[Dataset rows about figures]
|---|

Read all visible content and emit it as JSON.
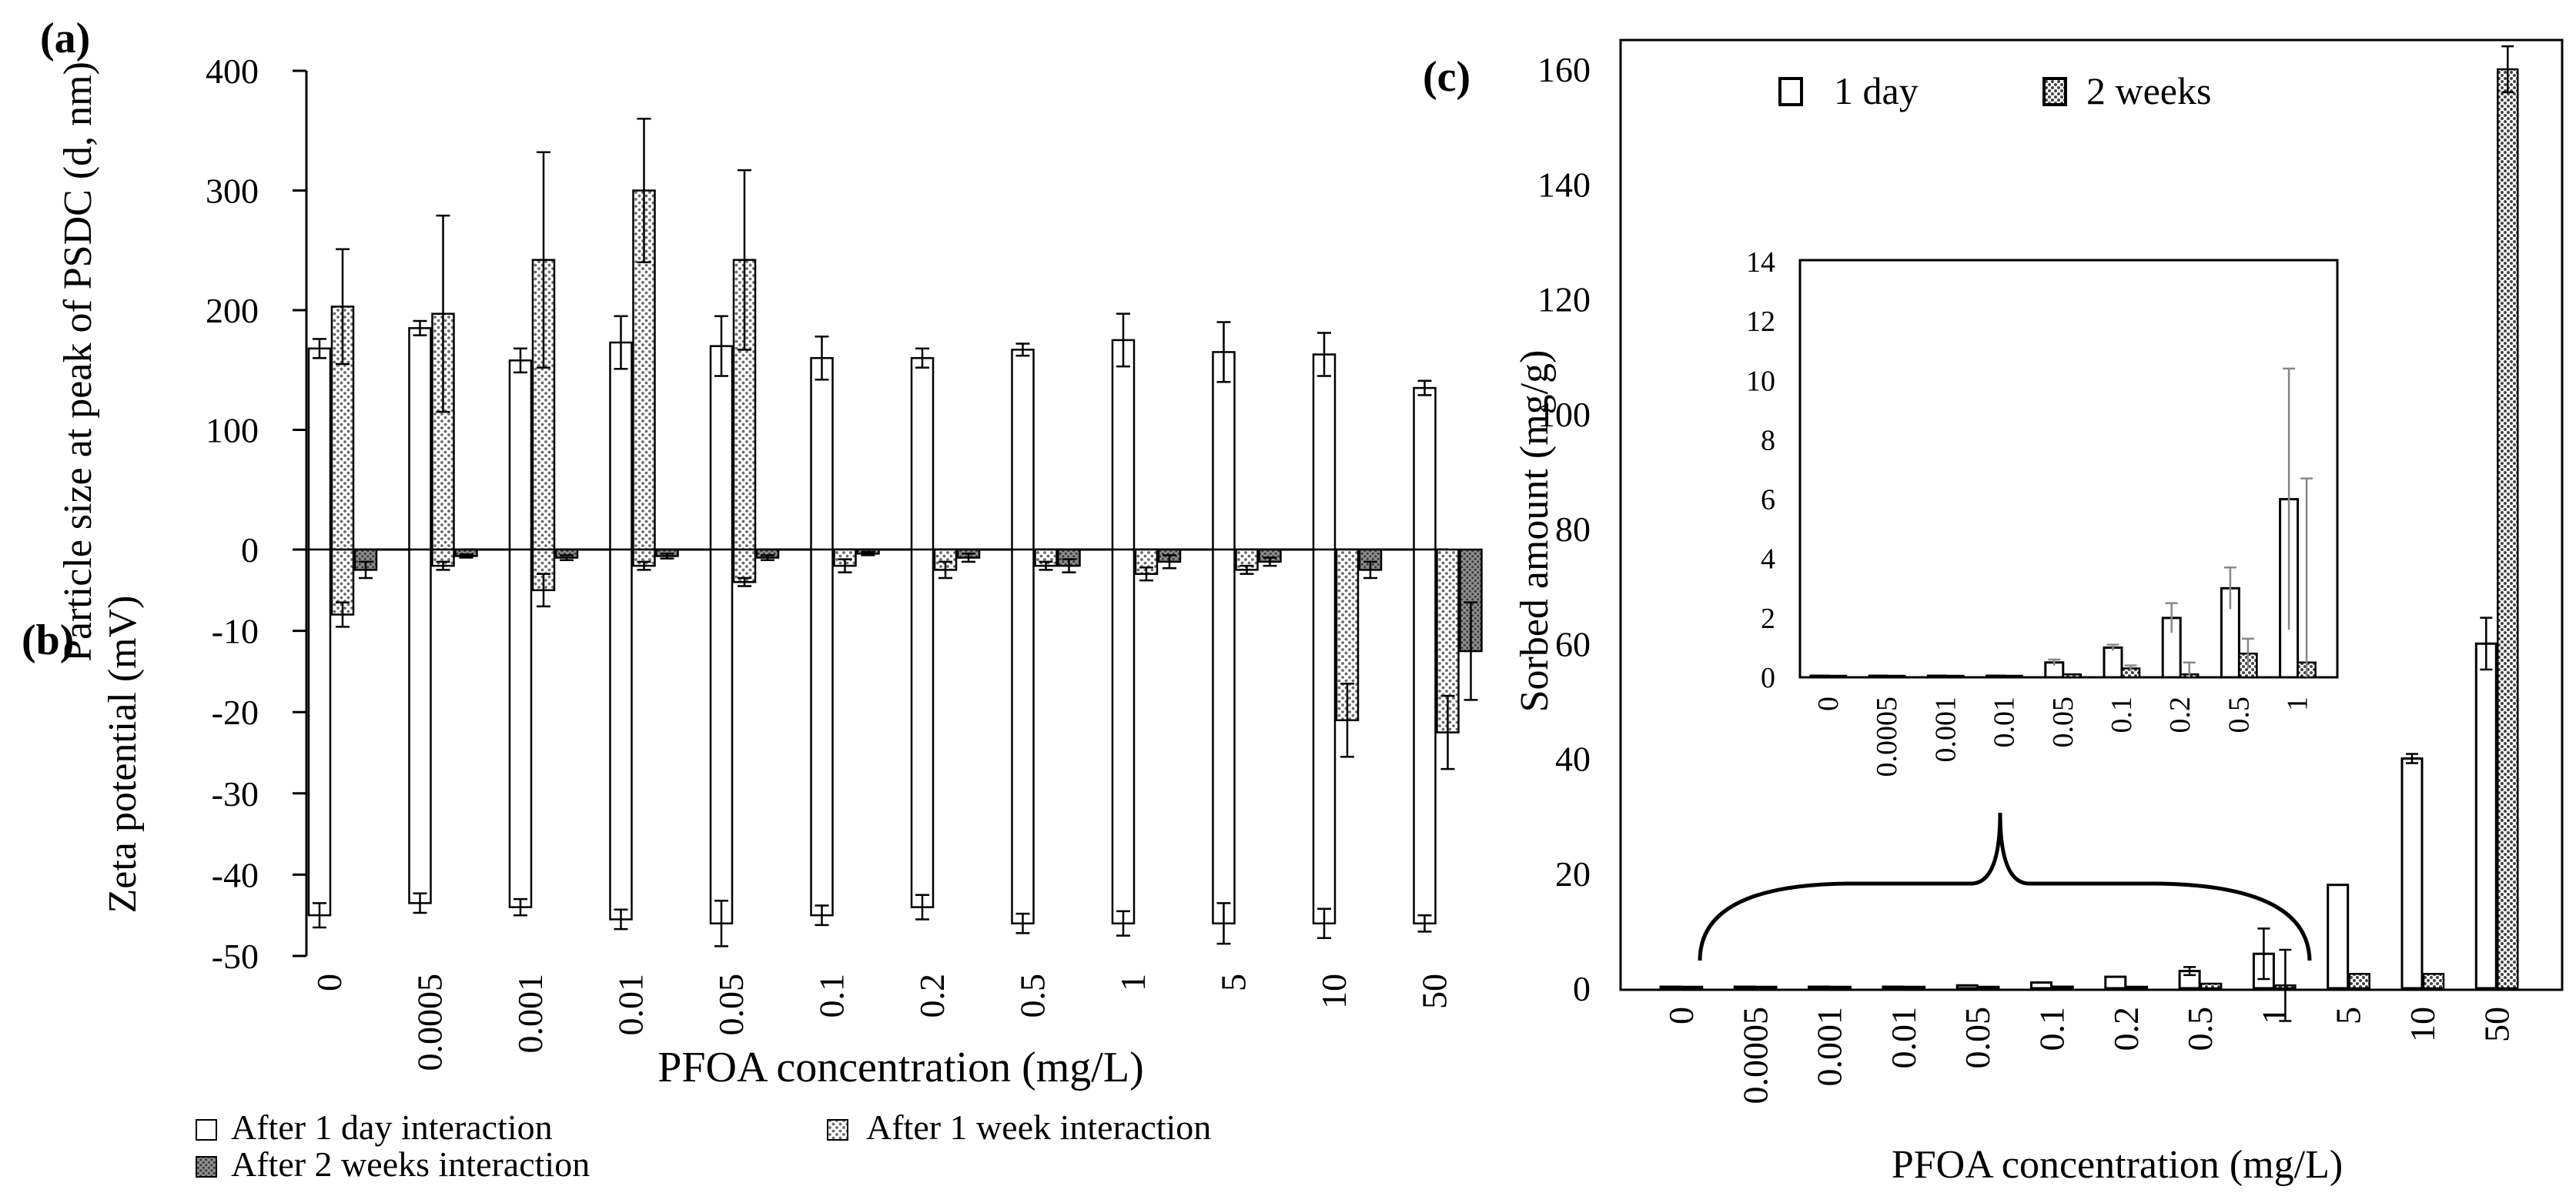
{
  "chart_data": [
    {
      "panel": "(a)",
      "type": "bar",
      "ylabel": "Particle size at peak of PSDC (d, nm)",
      "ylim": [
        0,
        400
      ],
      "yticks": [
        100,
        200,
        300,
        400
      ],
      "categories": [
        "0",
        "0.0005",
        "0.001",
        "0.01",
        "0.05",
        "0.1",
        "0.2",
        "0.5",
        "1",
        "5",
        "10",
        "50"
      ],
      "series": [
        {
          "name": "After 1 day interaction",
          "values": [
            168,
            185,
            158,
            173,
            170,
            160,
            160,
            167,
            175,
            165,
            163,
            135
          ],
          "errors": [
            8,
            6,
            10,
            22,
            25,
            18,
            8,
            5,
            22,
            25,
            18,
            6
          ]
        },
        {
          "name": "After 1 week interaction",
          "values": [
            203,
            197,
            242,
            300,
            242,
            null,
            null,
            null,
            null,
            null,
            null,
            null
          ],
          "errors": [
            48,
            82,
            90,
            60,
            75,
            null,
            null,
            null,
            null,
            null,
            null,
            null
          ]
        }
      ]
    },
    {
      "panel": "(b)",
      "type": "bar",
      "ylabel": "Zeta potential (mV)",
      "ylim": [
        -50,
        0
      ],
      "yticks": [
        0,
        -10,
        -20,
        -30,
        -40,
        -50
      ],
      "categories": [
        "0",
        "0.0005",
        "0.001",
        "0.01",
        "0.05",
        "0.1",
        "0.2",
        "0.5",
        "1",
        "5",
        "10",
        "50"
      ],
      "xlabel": "PFOA concentration (mg/L)",
      "series": [
        {
          "name": "After 1 day interaction",
          "values": [
            -45,
            -43.5,
            -44,
            -45.5,
            -46,
            -45,
            -44,
            -46,
            -46,
            -46,
            -46,
            -46
          ],
          "errors": [
            1.5,
            1.2,
            1,
            1.2,
            2.8,
            1.2,
            1.5,
            1.2,
            1.5,
            2.5,
            1.8,
            1
          ]
        },
        {
          "name": "After 1 week interaction",
          "values": [
            -8,
            -2,
            -5,
            -2,
            -4,
            -2,
            -2.5,
            -2,
            -3,
            -2.5,
            -21,
            -22.5
          ],
          "errors": [
            1.5,
            0.5,
            2,
            0.5,
            0.5,
            0.8,
            1,
            0.5,
            0.8,
            0.5,
            4.5,
            4.5
          ]
        },
        {
          "name": "After 2 weeks interaction",
          "values": [
            -2.5,
            -0.8,
            -1,
            -0.8,
            -1,
            -0.5,
            -1,
            -2,
            -1.5,
            -1.5,
            -2.5,
            -12.5
          ],
          "errors": [
            1,
            0.2,
            0.3,
            0.3,
            0.3,
            0.2,
            0.5,
            0.8,
            0.8,
            0.5,
            1,
            6
          ]
        }
      ]
    },
    {
      "panel": "(c)",
      "type": "bar",
      "ylabel": "Sorbed amount (mg/g)",
      "xlabel": "PFOA concentration (mg/L)",
      "ylim": [
        0,
        165
      ],
      "yticks": [
        0,
        20,
        40,
        60,
        80,
        100,
        120,
        140,
        160
      ],
      "categories": [
        "0",
        "0.0005",
        "0.001",
        "0.01",
        "0.05",
        "0.1",
        "0.2",
        "0.5",
        "1",
        "5",
        "10",
        "50"
      ],
      "series": [
        {
          "name": "1 day",
          "values": [
            0,
            0,
            0,
            0.05,
            0.5,
            1,
            2,
            3,
            6,
            18,
            40,
            60
          ],
          "errors": [
            0,
            0,
            0,
            0,
            0.1,
            0.1,
            0.5,
            0.7,
            4.4,
            0.3,
            0.8,
            4.5
          ]
        },
        {
          "name": "2 weeks",
          "values": [
            0,
            0,
            0,
            0,
            0.1,
            0.3,
            0.1,
            0.8,
            0.5,
            2.5,
            2.5,
            160
          ],
          "errors": [
            0,
            0,
            0,
            0,
            0,
            0.1,
            0.4,
            0.5,
            6.2,
            0.3,
            0.4,
            4
          ]
        }
      ],
      "inset": {
        "categories": [
          "0",
          "0.0005",
          "0.001",
          "0.01",
          "0.05",
          "0.1",
          "0.2",
          "0.5",
          "1"
        ],
        "ylim": [
          0,
          14
        ],
        "yticks": [
          0,
          2,
          4,
          6,
          8,
          10,
          12,
          14
        ]
      }
    }
  ],
  "panel_labels": {
    "a": "(a)",
    "b": "(b)",
    "c": "(c)"
  },
  "legend_ab": {
    "day1": "After 1 day interaction",
    "week1": "After 1 week interaction",
    "week2": "After 2 weeks interaction"
  },
  "legend_c": {
    "day1": "1 day",
    "week2": "2 weeks"
  },
  "colors": {
    "ink": "#000000",
    "bar_empty": "#ffffff",
    "dots_light": "#777777",
    "dots_dark": "#444444",
    "bar_dark_fill": "#999999"
  }
}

|---|

**What the task requires**:
Omit the pictures. Output every record above word for word.

**Exercise result**:
Read all visible content and emit it as JSON.
{
  "chart_data": [
    {
      "panel": "(a)",
      "type": "bar",
      "ylabel": "Particle size at peak of PSDC (d, nm)",
      "ylim": [
        0,
        400
      ],
      "yticks": [
        100,
        200,
        300,
        400
      ],
      "categories": [
        "0",
        "0.0005",
        "0.001",
        "0.01",
        "0.05",
        "0.1",
        "0.2",
        "0.5",
        "1",
        "5",
        "10",
        "50"
      ],
      "series": [
        {
          "name": "After 1 day interaction",
          "values": [
            168,
            185,
            158,
            173,
            170,
            160,
            160,
            167,
            175,
            165,
            163,
            135
          ],
          "errors": [
            8,
            6,
            10,
            22,
            25,
            18,
            8,
            5,
            22,
            25,
            18,
            6
          ]
        },
        {
          "name": "After 1 week interaction",
          "values": [
            203,
            197,
            242,
            300,
            242,
            null,
            null,
            null,
            null,
            null,
            null,
            null
          ],
          "errors": [
            48,
            82,
            90,
            60,
            75,
            null,
            null,
            null,
            null,
            null,
            null,
            null
          ]
        }
      ]
    },
    {
      "panel": "(b)",
      "type": "bar",
      "ylabel": "Zeta potential (mV)",
      "ylim": [
        -50,
        0
      ],
      "yticks": [
        0,
        -10,
        -20,
        -30,
        -40,
        -50
      ],
      "categories": [
        "0",
        "0.0005",
        "0.001",
        "0.01",
        "0.05",
        "0.1",
        "0.2",
        "0.5",
        "1",
        "5",
        "10",
        "50"
      ],
      "xlabel": "PFOA concentration (mg/L)",
      "series": [
        {
          "name": "After 1 day interaction",
          "values": [
            -45,
            -43.5,
            -44,
            -45.5,
            -46,
            -45,
            -44,
            -46,
            -46,
            -46,
            -46,
            -46
          ],
          "errors": [
            1.5,
            1.2,
            1,
            1.2,
            2.8,
            1.2,
            1.5,
            1.2,
            1.5,
            2.5,
            1.8,
            1
          ]
        },
        {
          "name": "After 1 week interaction",
          "values": [
            -8,
            -2,
            -5,
            -2,
            -4,
            -2,
            -2.5,
            -2,
            -3,
            -2.5,
            -21,
            -22.5
          ],
          "errors": [
            1.5,
            0.5,
            2,
            0.5,
            0.5,
            0.8,
            1,
            0.5,
            0.8,
            0.5,
            4.5,
            4.5
          ]
        },
        {
          "name": "After 2 weeks interaction",
          "values": [
            -2.5,
            -0.8,
            -1,
            -0.8,
            -1,
            -0.5,
            -1,
            -2,
            -1.5,
            -1.5,
            -2.5,
            -12.5
          ],
          "errors": [
            1,
            0.2,
            0.3,
            0.3,
            0.3,
            0.2,
            0.5,
            0.8,
            0.8,
            0.5,
            1,
            6
          ]
        }
      ]
    },
    {
      "panel": "(c)",
      "type": "bar",
      "ylabel": "Sorbed amount (mg/g)",
      "xlabel": "PFOA concentration (mg/L)",
      "ylim": [
        0,
        165
      ],
      "yticks": [
        0,
        20,
        40,
        60,
        80,
        100,
        120,
        140,
        160
      ],
      "categories": [
        "0",
        "0.0005",
        "0.001",
        "0.01",
        "0.05",
        "0.1",
        "0.2",
        "0.5",
        "1",
        "5",
        "10",
        "50"
      ],
      "series": [
        {
          "name": "1 day",
          "values": [
            0,
            0,
            0,
            0.05,
            0.5,
            1,
            2,
            3,
            6,
            18,
            40,
            60
          ],
          "errors": [
            0,
            0,
            0,
            0,
            0.1,
            0.1,
            0.5,
            0.7,
            4.4,
            0.3,
            0.8,
            4.5
          ]
        },
        {
          "name": "2 weeks",
          "values": [
            0,
            0,
            0,
            0,
            0.1,
            0.3,
            0.1,
            0.8,
            0.5,
            2.5,
            2.5,
            160
          ],
          "errors": [
            0,
            0,
            0,
            0,
            0,
            0.1,
            0.4,
            0.5,
            6.2,
            0.3,
            0.4,
            4
          ]
        }
      ],
      "inset": {
        "categories": [
          "0",
          "0.0005",
          "0.001",
          "0.01",
          "0.05",
          "0.1",
          "0.2",
          "0.5",
          "1"
        ],
        "ylim": [
          0,
          14
        ],
        "yticks": [
          0,
          2,
          4,
          6,
          8,
          10,
          12,
          14
        ]
      }
    }
  ],
  "panel_labels": {
    "a": "(a)",
    "b": "(b)",
    "c": "(c)"
  },
  "legend_ab": {
    "day1": "After 1 day interaction",
    "week1": "After 1 week interaction",
    "week2": "After 2 weeks interaction"
  },
  "legend_c": {
    "day1": "1 day",
    "week2": "2 weeks"
  },
  "colors": {
    "ink": "#000000",
    "bar_empty": "#ffffff",
    "dots_light": "#777777",
    "dots_dark": "#444444",
    "bar_dark_fill": "#999999"
  }
}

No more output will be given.